* **Task instructions**: Extract every line of the material that holds the string "name".

□ □ □ □ □

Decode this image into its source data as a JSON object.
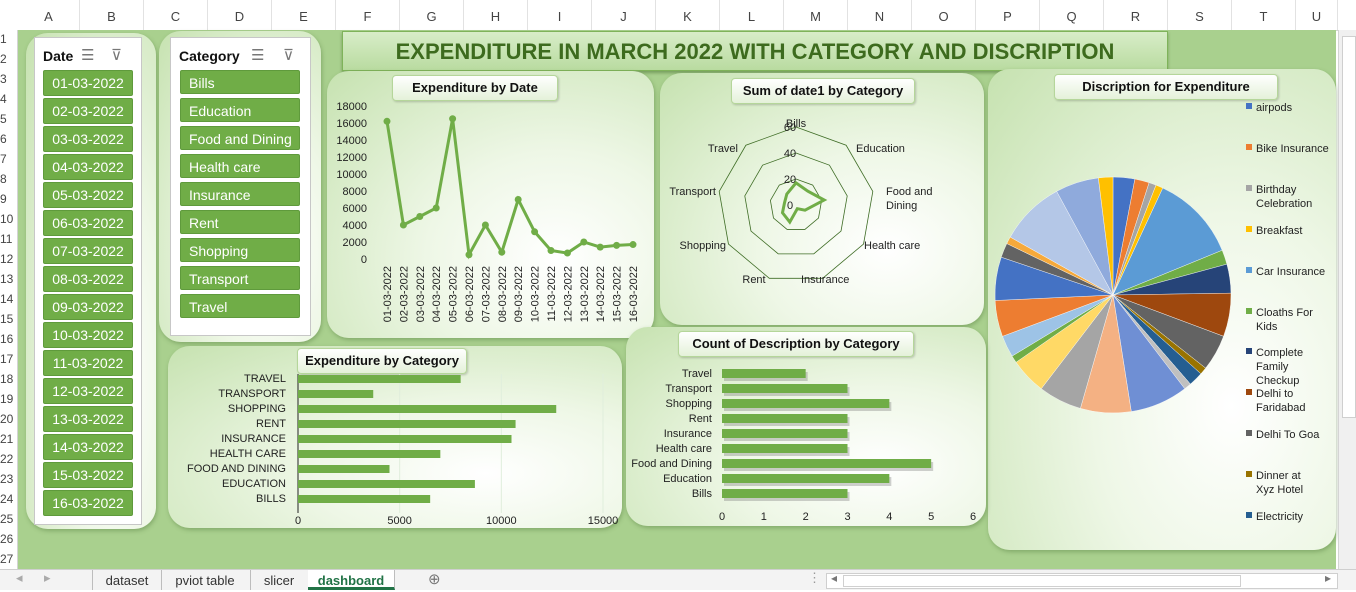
{
  "columns": [
    "A",
    "B",
    "C",
    "D",
    "E",
    "F",
    "G",
    "H",
    "I",
    "J",
    "K",
    "L",
    "M",
    "N",
    "O",
    "P",
    "Q",
    "R",
    "S",
    "T",
    "U"
  ],
  "rows": [
    "1",
    "2",
    "3",
    "4",
    "5",
    "6",
    "7",
    "8",
    "9",
    "10",
    "11",
    "12",
    "13",
    "14",
    "15",
    "16",
    "17",
    "18",
    "19",
    "20",
    "21",
    "22",
    "23",
    "24",
    "25",
    "26",
    "27"
  ],
  "dashboard_title": "EXPENDITURE IN MARCH 2022 WITH CATEGORY AND DISCRIPTION",
  "date_slicer": {
    "title": "Date",
    "items": [
      "01-03-2022",
      "02-03-2022",
      "03-03-2022",
      "04-03-2022",
      "05-03-2022",
      "06-03-2022",
      "07-03-2022",
      "08-03-2022",
      "09-03-2022",
      "10-03-2022",
      "11-03-2022",
      "12-03-2022",
      "13-03-2022",
      "14-03-2022",
      "15-03-2022",
      "16-03-2022"
    ]
  },
  "category_slicer": {
    "title": "Category",
    "items": [
      "Bills",
      "Education",
      "Food and Dining",
      "Health care",
      "Insurance",
      "Rent",
      "Shopping",
      "Transport",
      "Travel"
    ]
  },
  "sheet_tabs": [
    "dataset",
    "pviot table",
    "slicer",
    "dashboard"
  ],
  "active_tab": "dashboard",
  "colors": {
    "sheet_bg": "#a9d08e",
    "accent": "#70ad47",
    "excel_green": "#217346"
  },
  "chart_data": [
    {
      "id": "line",
      "type": "line",
      "title": "Expenditure by Date",
      "x": [
        "01-03-2022",
        "02-03-2022",
        "03-03-2022",
        "04-03-2022",
        "05-03-2022",
        "06-03-2022",
        "07-03-2022",
        "08-03-2022",
        "09-03-2022",
        "10-03-2022",
        "11-03-2022",
        "12-03-2022",
        "13-03-2022",
        "14-03-2022",
        "15-03-2022",
        "16-03-2022"
      ],
      "values": [
        16200,
        4000,
        5000,
        6000,
        16500,
        500,
        4000,
        800,
        7000,
        3200,
        1000,
        700,
        2000,
        1400,
        1600,
        1700
      ],
      "yticks": [
        0,
        2000,
        4000,
        6000,
        8000,
        10000,
        12000,
        14000,
        16000,
        18000
      ],
      "ylim": [
        0,
        18000
      ],
      "color": "#70ad47"
    },
    {
      "id": "radar",
      "type": "radar",
      "title": "Sum of date1 by Category",
      "categories": [
        "Bills",
        "Education",
        "Food and Dining",
        "Health care",
        "Insurance",
        "Rent",
        "Shopping",
        "Transport",
        "Travel"
      ],
      "values": [
        17,
        14,
        22,
        8,
        3,
        14,
        12,
        9,
        11
      ],
      "rings": [
        0,
        20,
        40,
        60
      ],
      "color": "#70ad47"
    },
    {
      "id": "pie",
      "type": "pie",
      "title": "Discription for Expenditure",
      "legend": [
        "airpods",
        "Bike Insurance",
        "Birthday Celebration",
        "Breakfast",
        "Car Insurance",
        "Cloaths For Kids",
        "Complete Family Checkup",
        "Delhi to Faridabad",
        "Delhi To Goa",
        "Dinner at Xyz Hotel",
        "Electricity"
      ],
      "legend_colors": [
        "#4472c4",
        "#ed7d31",
        "#a5a5a5",
        "#ffc000",
        "#5b9bd5",
        "#70ad47",
        "#264478",
        "#9e480e",
        "#636363",
        "#997300",
        "#255e91"
      ],
      "values": [
        3,
        2,
        1,
        1,
        12,
        2,
        4,
        6,
        5,
        1,
        2,
        1,
        8,
        7,
        6,
        5,
        1,
        3,
        5,
        6,
        2,
        1,
        9,
        6,
        2
      ],
      "colors": [
        "#4472c4",
        "#ed7d31",
        "#a5a5a5",
        "#ffc000",
        "#5b9bd5",
        "#70ad47",
        "#264478",
        "#9e480e",
        "#636363",
        "#997300",
        "#255e91",
        "#c0c0c0",
        "#6f8fd4",
        "#f4b183",
        "#a5a5a5",
        "#ffd966",
        "#70ad47",
        "#9dc3e6",
        "#ed7d31",
        "#4472c4",
        "#636363",
        "#f6a93b",
        "#b4c7e7",
        "#8faadc",
        "#ffc000"
      ]
    },
    {
      "id": "hbar",
      "type": "bar",
      "title": "Expenditure by Category",
      "categories": [
        "TRAVEL",
        "TRANSPORT",
        "SHOPPING",
        "RENT",
        "INSURANCE",
        "HEALTH CARE",
        "FOOD AND DINING",
        "EDUCATION",
        "BILLS"
      ],
      "values": [
        8000,
        3700,
        12700,
        10700,
        10500,
        7000,
        4500,
        8700,
        6500
      ],
      "xticks": [
        0,
        5000,
        10000,
        15000
      ],
      "xlim": [
        0,
        15000
      ],
      "color": "#70ad47"
    },
    {
      "id": "countbar",
      "type": "bar",
      "title": "Count of Description by Category",
      "categories": [
        "Travel",
        "Transport",
        "Shopping",
        "Rent",
        "Insurance",
        "Health care",
        "Food and Dining",
        "Education",
        "Bills"
      ],
      "values": [
        2,
        3,
        4,
        3,
        3,
        3,
        5,
        4,
        3
      ],
      "xticks": [
        0,
        1,
        2,
        3,
        4,
        5,
        6
      ],
      "xlim": [
        0,
        6
      ],
      "color": "#70ad47"
    }
  ]
}
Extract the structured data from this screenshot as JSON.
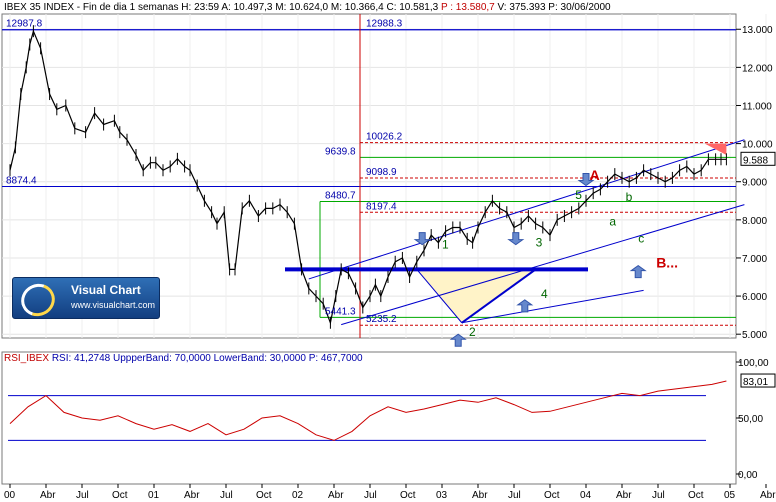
{
  "header": {
    "ticker_line": "IBEX 35 INDEX - Fin de dia 1 semanas H: 23:59",
    "a": "A: 10.497,3",
    "m": "M: 10.624,0",
    "mm": "M: 10.366,4",
    "c": "C: 10.581,3",
    "p": "P : 13.580,7",
    "v": "V: 375.393",
    "date": "P: 30/06/2000"
  },
  "rsi_header": {
    "name": "RSI_IBEX",
    "value": "RSI: 41,2748",
    "upper": "UppperBand: 70,0000",
    "lower": "LowerBand: 30,0000",
    "p": "P: 467,7000"
  },
  "logo": {
    "title": "Visual Chart",
    "url": "www.visualchart.com"
  },
  "price_axis_labels": [
    "13.000",
    "12.000",
    "11.000",
    "10.000",
    "9.000",
    "8.000",
    "7.000",
    "6.000",
    "5.000"
  ],
  "price_last": "9.588",
  "rsi_axis_labels": [
    "100,00",
    "50,00",
    "0,00"
  ],
  "rsi_last": "83,01",
  "level_labels": {
    "l12987": "12987.8",
    "l12988": "12988.3",
    "l10026": "10026.2",
    "l9639": "9639.8",
    "l9098": "9098.9",
    "l8874": "8874.4",
    "l8480": "8480.7",
    "l8197": "8197.4",
    "l5441": "5441.3",
    "l5235": "5235.2"
  },
  "wave_labels": {
    "w1": "1",
    "w2": "2",
    "w3": "3",
    "w4": "4",
    "w5": "5",
    "wa": "a",
    "wb": "b",
    "wc": "c",
    "A": "A",
    "B": "B..."
  },
  "chart_data": {
    "type": "line",
    "title": "IBEX 35 INDEX",
    "x_ticks": [
      "00",
      "Abr",
      "Jul",
      "Oct",
      "01",
      "Abr",
      "Jul",
      "Oct",
      "02",
      "Abr",
      "Jul",
      "Oct",
      "03",
      "Abr",
      "Jul",
      "Oct",
      "04",
      "Abr",
      "Jul",
      "Oct",
      "05",
      "Abr"
    ],
    "ylim": [
      4900,
      13400
    ],
    "series": [
      {
        "name": "IBEX 35 INDEX",
        "x": [
          0,
          0.15,
          0.3,
          0.45,
          0.55,
          0.65,
          0.85,
          1.1,
          1.3,
          1.55,
          1.8,
          2.1,
          2.35,
          2.6,
          2.9,
          3.05,
          3.25,
          3.5,
          3.7,
          3.9,
          4.05,
          4.25,
          4.45,
          4.65,
          4.85,
          5.0,
          5.2,
          5.4,
          5.6,
          5.75,
          5.95,
          6.1,
          6.25,
          6.45,
          6.65,
          6.9,
          7.1,
          7.3,
          7.5,
          7.7,
          7.9,
          8.1,
          8.3,
          8.5,
          8.7,
          8.9,
          9.05,
          9.2,
          9.4,
          9.6,
          9.8,
          10.0,
          10.15,
          10.3,
          10.5,
          10.7,
          10.9,
          11.1,
          11.3,
          11.5,
          11.7,
          11.9,
          12.1,
          12.3,
          12.5,
          12.7,
          12.85,
          13.0,
          13.2,
          13.4,
          13.6,
          13.8,
          14.0,
          14.2,
          14.4,
          14.6,
          14.8,
          15.0,
          15.2,
          15.4,
          15.6,
          15.8,
          16.0,
          16.2,
          16.4,
          16.6,
          16.8,
          17.0,
          17.2,
          17.4,
          17.6,
          17.8,
          18.0,
          18.2,
          18.4,
          18.6,
          18.8,
          19.0,
          19.2,
          19.4,
          19.6,
          19.75,
          19.9
        ],
        "values": [
          9300,
          9900,
          11300,
          12000,
          12600,
          12950,
          12500,
          11300,
          10900,
          11000,
          10400,
          10300,
          10800,
          10500,
          10600,
          10300,
          10100,
          9700,
          9300,
          9500,
          9500,
          9300,
          9400,
          9600,
          9400,
          9300,
          8900,
          8500,
          8200,
          7900,
          8200,
          6700,
          6700,
          8300,
          8500,
          8100,
          8300,
          8300,
          8400,
          8200,
          7900,
          6700,
          6200,
          6000,
          5800,
          5300,
          6000,
          6700,
          6600,
          6200,
          5700,
          6000,
          6300,
          6000,
          6500,
          6900,
          7000,
          6500,
          6900,
          7200,
          7600,
          7400,
          7700,
          7800,
          7800,
          7500,
          7400,
          7800,
          8200,
          8500,
          8300,
          8200,
          7800,
          7900,
          8100,
          7900,
          7800,
          7600,
          8000,
          8100,
          8200,
          8300,
          8500,
          8700,
          8800,
          9000,
          9200,
          9100,
          9000,
          9100,
          9300,
          9200,
          9100,
          9000,
          9100,
          9300,
          9400,
          9200,
          9300,
          9588,
          9588,
          9588,
          9588
        ]
      },
      {
        "name": "RSI_IBEX",
        "x": [
          0,
          0.5,
          1.0,
          1.5,
          2.0,
          2.5,
          3.0,
          3.5,
          4.0,
          4.5,
          5.0,
          5.5,
          6.0,
          6.5,
          7.0,
          7.5,
          8.0,
          8.5,
          9.0,
          9.5,
          10.0,
          10.5,
          11.0,
          11.5,
          12.0,
          12.5,
          13.0,
          13.5,
          14.0,
          14.5,
          15.0,
          15.5,
          16.0,
          16.5,
          17.0,
          17.5,
          18.0,
          18.5,
          19.0,
          19.5,
          19.9
        ],
        "values": [
          45,
          60,
          70,
          55,
          50,
          48,
          52,
          45,
          40,
          44,
          38,
          45,
          35,
          40,
          50,
          52,
          45,
          35,
          30,
          38,
          52,
          60,
          55,
          58,
          62,
          66,
          64,
          68,
          62,
          55,
          56,
          60,
          64,
          68,
          72,
          70,
          74,
          76,
          78,
          80,
          83.01
        ]
      }
    ],
    "rsi_ylim": [
      0,
      100
    ],
    "rsi_bands": [
      70,
      30
    ],
    "levels": [
      12987.8,
      12988.3,
      10026.2,
      9639.8,
      9098.9,
      8874.4,
      8480.7,
      8197.4,
      5441.3,
      5235.2
    ],
    "colors": {
      "price": "#000000",
      "rsi": "#cc0000",
      "trend": "#0000cc",
      "level_red": "#cc0000",
      "level_green": "#00aa00",
      "horizontal_blue": "#0000cc",
      "wedge": "#fff3c8",
      "target": "#ff6666"
    }
  }
}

□ □ □ □ □

* **Reply to the exercise**:
    "name": "RSI_IBEX",
        "name": "IBEX 35 INDEX",
        "name": "RSI_IBEX",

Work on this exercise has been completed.